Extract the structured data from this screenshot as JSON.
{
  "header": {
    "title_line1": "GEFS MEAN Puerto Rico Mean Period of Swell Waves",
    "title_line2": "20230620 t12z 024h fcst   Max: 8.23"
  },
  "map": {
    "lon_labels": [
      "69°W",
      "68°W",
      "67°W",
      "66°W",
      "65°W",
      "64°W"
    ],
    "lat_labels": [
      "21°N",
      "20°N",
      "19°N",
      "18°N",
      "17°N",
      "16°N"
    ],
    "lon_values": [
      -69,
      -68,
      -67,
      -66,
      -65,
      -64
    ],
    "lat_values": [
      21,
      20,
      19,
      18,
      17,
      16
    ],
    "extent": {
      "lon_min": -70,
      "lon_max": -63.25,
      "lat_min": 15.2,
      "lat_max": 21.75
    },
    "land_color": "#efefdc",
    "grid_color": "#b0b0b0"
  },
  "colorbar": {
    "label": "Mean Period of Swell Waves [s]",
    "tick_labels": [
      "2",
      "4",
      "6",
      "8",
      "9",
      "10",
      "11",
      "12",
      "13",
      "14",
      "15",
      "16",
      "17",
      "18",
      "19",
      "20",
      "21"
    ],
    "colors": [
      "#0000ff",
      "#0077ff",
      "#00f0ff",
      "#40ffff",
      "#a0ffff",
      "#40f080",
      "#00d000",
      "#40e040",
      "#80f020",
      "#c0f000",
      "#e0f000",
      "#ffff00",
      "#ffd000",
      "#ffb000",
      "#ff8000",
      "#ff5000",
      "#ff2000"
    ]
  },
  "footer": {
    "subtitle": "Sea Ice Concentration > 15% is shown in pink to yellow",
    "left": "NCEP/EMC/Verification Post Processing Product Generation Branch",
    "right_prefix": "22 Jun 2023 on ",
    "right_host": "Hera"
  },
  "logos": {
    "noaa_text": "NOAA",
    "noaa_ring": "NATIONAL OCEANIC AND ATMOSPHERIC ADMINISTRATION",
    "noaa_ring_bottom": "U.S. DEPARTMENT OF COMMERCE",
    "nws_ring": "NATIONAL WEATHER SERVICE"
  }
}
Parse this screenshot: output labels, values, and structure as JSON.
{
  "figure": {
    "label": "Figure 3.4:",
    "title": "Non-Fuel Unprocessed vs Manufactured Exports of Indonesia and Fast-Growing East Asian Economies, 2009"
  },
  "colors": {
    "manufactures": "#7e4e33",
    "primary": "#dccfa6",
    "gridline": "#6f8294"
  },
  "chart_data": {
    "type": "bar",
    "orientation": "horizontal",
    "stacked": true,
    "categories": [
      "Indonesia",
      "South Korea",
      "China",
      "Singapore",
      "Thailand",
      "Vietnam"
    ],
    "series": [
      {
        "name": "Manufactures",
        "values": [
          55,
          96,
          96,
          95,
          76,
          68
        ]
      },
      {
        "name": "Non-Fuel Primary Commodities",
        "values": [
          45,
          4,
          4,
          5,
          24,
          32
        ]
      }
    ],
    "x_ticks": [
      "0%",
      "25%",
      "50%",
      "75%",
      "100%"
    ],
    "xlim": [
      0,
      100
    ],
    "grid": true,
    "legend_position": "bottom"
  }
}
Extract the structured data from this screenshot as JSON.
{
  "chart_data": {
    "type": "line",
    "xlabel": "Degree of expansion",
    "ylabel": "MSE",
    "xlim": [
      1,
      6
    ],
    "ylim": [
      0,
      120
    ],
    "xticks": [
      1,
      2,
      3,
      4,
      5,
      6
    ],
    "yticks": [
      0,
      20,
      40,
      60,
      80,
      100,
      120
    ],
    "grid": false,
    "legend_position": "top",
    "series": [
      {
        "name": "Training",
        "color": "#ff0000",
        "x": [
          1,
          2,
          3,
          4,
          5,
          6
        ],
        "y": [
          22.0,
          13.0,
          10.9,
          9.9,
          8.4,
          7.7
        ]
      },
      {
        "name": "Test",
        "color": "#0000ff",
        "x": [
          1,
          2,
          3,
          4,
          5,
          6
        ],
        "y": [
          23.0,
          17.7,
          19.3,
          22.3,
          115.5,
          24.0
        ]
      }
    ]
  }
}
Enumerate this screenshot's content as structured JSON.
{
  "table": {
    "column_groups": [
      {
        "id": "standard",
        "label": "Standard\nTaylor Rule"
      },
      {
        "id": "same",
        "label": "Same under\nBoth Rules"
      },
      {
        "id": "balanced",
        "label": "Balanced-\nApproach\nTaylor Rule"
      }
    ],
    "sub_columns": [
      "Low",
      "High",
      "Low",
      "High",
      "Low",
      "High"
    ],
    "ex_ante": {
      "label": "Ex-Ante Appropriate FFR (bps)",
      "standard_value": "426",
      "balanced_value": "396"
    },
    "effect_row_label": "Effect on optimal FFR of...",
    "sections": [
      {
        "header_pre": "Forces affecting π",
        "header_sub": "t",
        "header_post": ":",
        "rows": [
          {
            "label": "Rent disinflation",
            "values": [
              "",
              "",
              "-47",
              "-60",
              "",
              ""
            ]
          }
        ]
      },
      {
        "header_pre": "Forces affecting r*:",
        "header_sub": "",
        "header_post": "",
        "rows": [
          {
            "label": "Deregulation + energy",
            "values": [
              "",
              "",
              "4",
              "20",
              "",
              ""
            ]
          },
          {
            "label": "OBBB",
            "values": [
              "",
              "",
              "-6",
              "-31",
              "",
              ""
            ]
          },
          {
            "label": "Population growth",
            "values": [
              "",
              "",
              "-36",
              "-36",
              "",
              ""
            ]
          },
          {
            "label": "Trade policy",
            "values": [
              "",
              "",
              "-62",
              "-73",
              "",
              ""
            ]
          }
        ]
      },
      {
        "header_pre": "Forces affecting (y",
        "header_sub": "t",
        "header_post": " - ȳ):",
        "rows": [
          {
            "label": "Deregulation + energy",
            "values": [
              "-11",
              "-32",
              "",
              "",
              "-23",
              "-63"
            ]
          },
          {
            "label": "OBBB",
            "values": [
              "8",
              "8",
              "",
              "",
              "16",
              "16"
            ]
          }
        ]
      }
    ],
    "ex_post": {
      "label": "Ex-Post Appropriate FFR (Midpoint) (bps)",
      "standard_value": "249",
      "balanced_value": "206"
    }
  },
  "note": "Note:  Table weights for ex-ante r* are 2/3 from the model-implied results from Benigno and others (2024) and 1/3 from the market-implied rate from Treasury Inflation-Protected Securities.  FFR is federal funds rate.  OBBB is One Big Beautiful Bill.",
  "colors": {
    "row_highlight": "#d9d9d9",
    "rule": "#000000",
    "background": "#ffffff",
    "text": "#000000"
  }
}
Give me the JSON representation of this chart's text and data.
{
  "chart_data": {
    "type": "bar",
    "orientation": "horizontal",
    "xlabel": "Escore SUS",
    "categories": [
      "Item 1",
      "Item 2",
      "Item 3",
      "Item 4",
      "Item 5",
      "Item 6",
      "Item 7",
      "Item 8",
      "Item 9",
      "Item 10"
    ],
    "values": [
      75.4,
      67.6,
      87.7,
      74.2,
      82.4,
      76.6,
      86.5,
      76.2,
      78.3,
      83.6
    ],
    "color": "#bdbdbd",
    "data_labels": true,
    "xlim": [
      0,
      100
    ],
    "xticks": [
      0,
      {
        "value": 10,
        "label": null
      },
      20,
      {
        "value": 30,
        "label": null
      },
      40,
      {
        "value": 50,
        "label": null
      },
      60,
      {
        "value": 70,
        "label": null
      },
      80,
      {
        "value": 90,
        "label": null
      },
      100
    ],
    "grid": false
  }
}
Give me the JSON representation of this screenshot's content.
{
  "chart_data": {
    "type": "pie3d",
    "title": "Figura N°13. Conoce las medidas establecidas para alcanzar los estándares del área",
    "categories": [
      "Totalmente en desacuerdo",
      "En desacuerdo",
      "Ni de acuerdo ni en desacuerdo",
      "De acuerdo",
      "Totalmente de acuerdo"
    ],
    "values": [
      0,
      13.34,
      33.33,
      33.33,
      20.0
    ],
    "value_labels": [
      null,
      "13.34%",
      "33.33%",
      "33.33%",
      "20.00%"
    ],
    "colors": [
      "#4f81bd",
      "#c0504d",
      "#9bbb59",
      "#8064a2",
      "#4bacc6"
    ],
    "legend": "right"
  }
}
__________
* _Requirement_
Print from the line containing "Give me the JSON representation of this screenshot's" to the last line above, exactly as written.

* _Worked solution_
Give me the JSON representation of this screenshot's content.
{
  "chart_data": {
    "type": "pie3d",
    "title": "Figura N°13. Conoce las medidas establecidas para alcanzar los estándares del área",
    "categories": [
      "Totalmente en desacuerdo",
      "En desacuerdo",
      "Ni de acuerdo ni en desacuerdo",
      "De acuerdo",
      "Totalmente de acuerdo"
    ],
    "values": [
      0,
      13.34,
      33.33,
      33.33,
      20.0
    ],
    "value_labels": [
      null,
      "13.34%",
      "33.33%",
      "33.33%",
      "20.00%"
    ],
    "colors": [
      "#4f81bd",
      "#c0504d",
      "#9bbb59",
      "#8064a2",
      "#4bacc6"
    ],
    "legend": "right"
  }
}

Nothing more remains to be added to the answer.